### The problem:
Print out each entry below exactly, please.

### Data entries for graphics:
****

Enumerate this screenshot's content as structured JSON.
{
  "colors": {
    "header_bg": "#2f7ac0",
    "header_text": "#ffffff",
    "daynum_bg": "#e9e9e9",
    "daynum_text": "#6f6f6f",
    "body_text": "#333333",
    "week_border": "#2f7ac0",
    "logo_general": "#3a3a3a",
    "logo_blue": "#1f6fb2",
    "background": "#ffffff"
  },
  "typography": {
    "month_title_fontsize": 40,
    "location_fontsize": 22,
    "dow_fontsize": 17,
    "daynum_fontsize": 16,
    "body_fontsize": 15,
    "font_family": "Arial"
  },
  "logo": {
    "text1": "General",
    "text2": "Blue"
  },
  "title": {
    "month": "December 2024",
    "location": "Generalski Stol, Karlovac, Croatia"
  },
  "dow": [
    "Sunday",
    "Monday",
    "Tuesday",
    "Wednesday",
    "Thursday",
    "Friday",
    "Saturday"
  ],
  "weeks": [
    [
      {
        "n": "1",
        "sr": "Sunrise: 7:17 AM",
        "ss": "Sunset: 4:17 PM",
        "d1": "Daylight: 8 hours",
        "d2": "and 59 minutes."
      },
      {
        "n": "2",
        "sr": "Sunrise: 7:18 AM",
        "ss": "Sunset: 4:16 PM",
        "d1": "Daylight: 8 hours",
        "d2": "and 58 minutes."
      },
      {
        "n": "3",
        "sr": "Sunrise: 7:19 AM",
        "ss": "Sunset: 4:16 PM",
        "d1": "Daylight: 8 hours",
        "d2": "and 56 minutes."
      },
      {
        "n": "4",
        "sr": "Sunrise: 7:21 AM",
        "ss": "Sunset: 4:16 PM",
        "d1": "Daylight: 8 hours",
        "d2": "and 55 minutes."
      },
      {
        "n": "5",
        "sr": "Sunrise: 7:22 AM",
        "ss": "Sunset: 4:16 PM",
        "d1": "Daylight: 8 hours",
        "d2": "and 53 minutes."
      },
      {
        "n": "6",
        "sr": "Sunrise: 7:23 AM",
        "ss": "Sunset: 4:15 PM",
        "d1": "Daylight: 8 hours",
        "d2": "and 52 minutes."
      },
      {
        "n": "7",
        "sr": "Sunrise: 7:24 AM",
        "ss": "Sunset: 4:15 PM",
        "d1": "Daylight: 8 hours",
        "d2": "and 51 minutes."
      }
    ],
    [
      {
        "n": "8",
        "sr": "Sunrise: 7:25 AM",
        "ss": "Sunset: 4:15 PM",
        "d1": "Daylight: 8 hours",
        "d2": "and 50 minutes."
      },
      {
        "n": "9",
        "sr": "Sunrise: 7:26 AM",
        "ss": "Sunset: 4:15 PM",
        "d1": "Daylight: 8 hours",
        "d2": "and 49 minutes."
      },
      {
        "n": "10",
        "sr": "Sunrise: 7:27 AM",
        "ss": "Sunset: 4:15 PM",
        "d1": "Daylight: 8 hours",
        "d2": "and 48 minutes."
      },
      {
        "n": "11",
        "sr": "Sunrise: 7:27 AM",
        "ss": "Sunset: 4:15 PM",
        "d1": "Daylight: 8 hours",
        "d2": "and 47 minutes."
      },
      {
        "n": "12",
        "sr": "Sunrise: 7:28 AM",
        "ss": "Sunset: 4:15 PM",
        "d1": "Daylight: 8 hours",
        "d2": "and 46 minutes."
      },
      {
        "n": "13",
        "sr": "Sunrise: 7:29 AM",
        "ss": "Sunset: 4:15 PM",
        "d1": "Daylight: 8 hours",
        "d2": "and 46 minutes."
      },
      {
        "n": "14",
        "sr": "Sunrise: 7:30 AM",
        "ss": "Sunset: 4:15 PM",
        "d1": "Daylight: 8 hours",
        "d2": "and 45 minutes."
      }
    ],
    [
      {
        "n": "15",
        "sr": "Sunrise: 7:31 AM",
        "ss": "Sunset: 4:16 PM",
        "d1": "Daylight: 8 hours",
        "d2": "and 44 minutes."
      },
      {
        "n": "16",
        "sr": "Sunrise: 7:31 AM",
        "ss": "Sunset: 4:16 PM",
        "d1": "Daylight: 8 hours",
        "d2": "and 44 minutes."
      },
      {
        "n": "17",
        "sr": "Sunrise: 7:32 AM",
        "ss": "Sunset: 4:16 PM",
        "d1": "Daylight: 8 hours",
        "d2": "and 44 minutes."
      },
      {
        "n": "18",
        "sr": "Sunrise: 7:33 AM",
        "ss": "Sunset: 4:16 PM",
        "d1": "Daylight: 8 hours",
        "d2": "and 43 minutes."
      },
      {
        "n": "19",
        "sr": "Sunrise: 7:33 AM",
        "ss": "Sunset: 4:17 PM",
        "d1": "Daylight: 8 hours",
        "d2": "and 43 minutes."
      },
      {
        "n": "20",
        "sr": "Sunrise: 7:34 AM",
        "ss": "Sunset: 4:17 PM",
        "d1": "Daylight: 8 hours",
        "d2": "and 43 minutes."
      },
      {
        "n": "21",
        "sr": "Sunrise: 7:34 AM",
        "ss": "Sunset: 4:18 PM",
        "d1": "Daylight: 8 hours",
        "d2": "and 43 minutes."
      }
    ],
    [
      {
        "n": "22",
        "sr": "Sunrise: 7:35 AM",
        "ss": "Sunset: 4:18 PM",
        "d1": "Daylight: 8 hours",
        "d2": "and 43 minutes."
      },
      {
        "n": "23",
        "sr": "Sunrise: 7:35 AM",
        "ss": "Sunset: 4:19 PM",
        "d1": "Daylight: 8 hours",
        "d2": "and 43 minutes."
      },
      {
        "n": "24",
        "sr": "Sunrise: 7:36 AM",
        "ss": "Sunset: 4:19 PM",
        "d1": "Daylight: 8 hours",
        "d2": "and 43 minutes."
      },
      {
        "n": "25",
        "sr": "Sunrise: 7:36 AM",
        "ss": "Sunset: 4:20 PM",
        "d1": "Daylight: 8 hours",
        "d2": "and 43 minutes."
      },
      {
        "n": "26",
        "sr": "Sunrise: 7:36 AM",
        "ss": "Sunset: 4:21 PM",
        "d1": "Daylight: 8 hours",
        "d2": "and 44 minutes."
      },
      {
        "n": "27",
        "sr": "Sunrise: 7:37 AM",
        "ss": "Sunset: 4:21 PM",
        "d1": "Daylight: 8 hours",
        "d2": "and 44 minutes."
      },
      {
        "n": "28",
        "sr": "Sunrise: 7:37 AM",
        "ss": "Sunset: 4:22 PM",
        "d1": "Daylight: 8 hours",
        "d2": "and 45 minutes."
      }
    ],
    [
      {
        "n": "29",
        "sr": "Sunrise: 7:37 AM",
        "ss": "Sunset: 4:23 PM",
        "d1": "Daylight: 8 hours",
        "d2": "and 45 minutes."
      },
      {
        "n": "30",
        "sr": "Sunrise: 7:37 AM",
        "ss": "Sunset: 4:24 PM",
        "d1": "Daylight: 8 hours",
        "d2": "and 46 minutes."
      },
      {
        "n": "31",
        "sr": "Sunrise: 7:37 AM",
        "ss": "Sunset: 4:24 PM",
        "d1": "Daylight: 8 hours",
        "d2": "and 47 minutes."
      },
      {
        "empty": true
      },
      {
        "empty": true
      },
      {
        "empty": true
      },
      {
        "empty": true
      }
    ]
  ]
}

****

### Reply to the exercise:
Enumerate this screenshot's content as structured JSON.
{
  "colors": {
    "header_bg": "#2f7ac0",
    "header_text": "#ffffff",
    "daynum_bg": "#e9e9e9",
    "daynum_text": "#6f6f6f",
    "body_text": "#333333",
    "week_border": "#2f7ac0",
    "logo_general": "#3a3a3a",
    "logo_blue": "#1f6fb2",
    "background": "#ffffff"
  },
  "typography": {
    "month_title_fontsize": 40,
    "location_fontsize": 22,
    "dow_fontsize": 17,
    "daynum_fontsize": 16,
    "body_fontsize": 15,
    "font_family": "Arial"
  },
  "logo": {
    "text1": "General",
    "text2": "Blue"
  },
  "title": {
    "month": "December 2024",
    "location": "Generalski Stol, Karlovac, Croatia"
  },
  "dow": [
    "Sunday",
    "Monday",
    "Tuesday",
    "Wednesday",
    "Thursday",
    "Friday",
    "Saturday"
  ],
  "weeks": [
    [
      {
        "n": "1",
        "sr": "Sunrise: 7:17 AM",
        "ss": "Sunset: 4:17 PM",
        "d1": "Daylight: 8 hours",
        "d2": "and 59 minutes."
      },
      {
        "n": "2",
        "sr": "Sunrise: 7:18 AM",
        "ss": "Sunset: 4:16 PM",
        "d1": "Daylight: 8 hours",
        "d2": "and 58 minutes."
      },
      {
        "n": "3",
        "sr": "Sunrise: 7:19 AM",
        "ss": "Sunset: 4:16 PM",
        "d1": "Daylight: 8 hours",
        "d2": "and 56 minutes."
      },
      {
        "n": "4",
        "sr": "Sunrise: 7:21 AM",
        "ss": "Sunset: 4:16 PM",
        "d1": "Daylight: 8 hours",
        "d2": "and 55 minutes."
      },
      {
        "n": "5",
        "sr": "Sunrise: 7:22 AM",
        "ss": "Sunset: 4:16 PM",
        "d1": "Daylight: 8 hours",
        "d2": "and 53 minutes."
      },
      {
        "n": "6",
        "sr": "Sunrise: 7:23 AM",
        "ss": "Sunset: 4:15 PM",
        "d1": "Daylight: 8 hours",
        "d2": "and 52 minutes."
      },
      {
        "n": "7",
        "sr": "Sunrise: 7:24 AM",
        "ss": "Sunset: 4:15 PM",
        "d1": "Daylight: 8 hours",
        "d2": "and 51 minutes."
      }
    ],
    [
      {
        "n": "8",
        "sr": "Sunrise: 7:25 AM",
        "ss": "Sunset: 4:15 PM",
        "d1": "Daylight: 8 hours",
        "d2": "and 50 minutes."
      },
      {
        "n": "9",
        "sr": "Sunrise: 7:26 AM",
        "ss": "Sunset: 4:15 PM",
        "d1": "Daylight: 8 hours",
        "d2": "and 49 minutes."
      },
      {
        "n": "10",
        "sr": "Sunrise: 7:27 AM",
        "ss": "Sunset: 4:15 PM",
        "d1": "Daylight: 8 hours",
        "d2": "and 48 minutes."
      },
      {
        "n": "11",
        "sr": "Sunrise: 7:27 AM",
        "ss": "Sunset: 4:15 PM",
        "d1": "Daylight: 8 hours",
        "d2": "and 47 minutes."
      },
      {
        "n": "12",
        "sr": "Sunrise: 7:28 AM",
        "ss": "Sunset: 4:15 PM",
        "d1": "Daylight: 8 hours",
        "d2": "and 46 minutes."
      },
      {
        "n": "13",
        "sr": "Sunrise: 7:29 AM",
        "ss": "Sunset: 4:15 PM",
        "d1": "Daylight: 8 hours",
        "d2": "and 46 minutes."
      },
      {
        "n": "14",
        "sr": "Sunrise: 7:30 AM",
        "ss": "Sunset: 4:15 PM",
        "d1": "Daylight: 8 hours",
        "d2": "and 45 minutes."
      }
    ],
    [
      {
        "n": "15",
        "sr": "Sunrise: 7:31 AM",
        "ss": "Sunset: 4:16 PM",
        "d1": "Daylight: 8 hours",
        "d2": "and 44 minutes."
      },
      {
        "n": "16",
        "sr": "Sunrise: 7:31 AM",
        "ss": "Sunset: 4:16 PM",
        "d1": "Daylight: 8 hours",
        "d2": "and 44 minutes."
      },
      {
        "n": "17",
        "sr": "Sunrise: 7:32 AM",
        "ss": "Sunset: 4:16 PM",
        "d1": "Daylight: 8 hours",
        "d2": "and 44 minutes."
      },
      {
        "n": "18",
        "sr": "Sunrise: 7:33 AM",
        "ss": "Sunset: 4:16 PM",
        "d1": "Daylight: 8 hours",
        "d2": "and 43 minutes."
      },
      {
        "n": "19",
        "sr": "Sunrise: 7:33 AM",
        "ss": "Sunset: 4:17 PM",
        "d1": "Daylight: 8 hours",
        "d2": "and 43 minutes."
      },
      {
        "n": "20",
        "sr": "Sunrise: 7:34 AM",
        "ss": "Sunset: 4:17 PM",
        "d1": "Daylight: 8 hours",
        "d2": "and 43 minutes."
      },
      {
        "n": "21",
        "sr": "Sunrise: 7:34 AM",
        "ss": "Sunset: 4:18 PM",
        "d1": "Daylight: 8 hours",
        "d2": "and 43 minutes."
      }
    ],
    [
      {
        "n": "22",
        "sr": "Sunrise: 7:35 AM",
        "ss": "Sunset: 4:18 PM",
        "d1": "Daylight: 8 hours",
        "d2": "and 43 minutes."
      },
      {
        "n": "23",
        "sr": "Sunrise: 7:35 AM",
        "ss": "Sunset: 4:19 PM",
        "d1": "Daylight: 8 hours",
        "d2": "and 43 minutes."
      },
      {
        "n": "24",
        "sr": "Sunrise: 7:36 AM",
        "ss": "Sunset: 4:19 PM",
        "d1": "Daylight: 8 hours",
        "d2": "and 43 minutes."
      },
      {
        "n": "25",
        "sr": "Sunrise: 7:36 AM",
        "ss": "Sunset: 4:20 PM",
        "d1": "Daylight: 8 hours",
        "d2": "and 43 minutes."
      },
      {
        "n": "26",
        "sr": "Sunrise: 7:36 AM",
        "ss": "Sunset: 4:21 PM",
        "d1": "Daylight: 8 hours",
        "d2": "and 44 minutes."
      },
      {
        "n": "27",
        "sr": "Sunrise: 7:37 AM",
        "ss": "Sunset: 4:21 PM",
        "d1": "Daylight: 8 hours",
        "d2": "and 44 minutes."
      },
      {
        "n": "28",
        "sr": "Sunrise: 7:37 AM",
        "ss": "Sunset: 4:22 PM",
        "d1": "Daylight: 8 hours",
        "d2": "and 45 minutes."
      }
    ],
    [
      {
        "n": "29",
        "sr": "Sunrise: 7:37 AM",
        "ss": "Sunset: 4:23 PM",
        "d1": "Daylight: 8 hours",
        "d2": "and 45 minutes."
      },
      {
        "n": "30",
        "sr": "Sunrise: 7:37 AM",
        "ss": "Sunset: 4:24 PM",
        "d1": "Daylight: 8 hours",
        "d2": "and 46 minutes."
      },
      {
        "n": "31",
        "sr": "Sunrise: 7:37 AM",
        "ss": "Sunset: 4:24 PM",
        "d1": "Daylight: 8 hours",
        "d2": "and 47 minutes."
      },
      {
        "empty": true
      },
      {
        "empty": true
      },
      {
        "empty": true
      },
      {
        "empty": true
      }
    ]
  ]
}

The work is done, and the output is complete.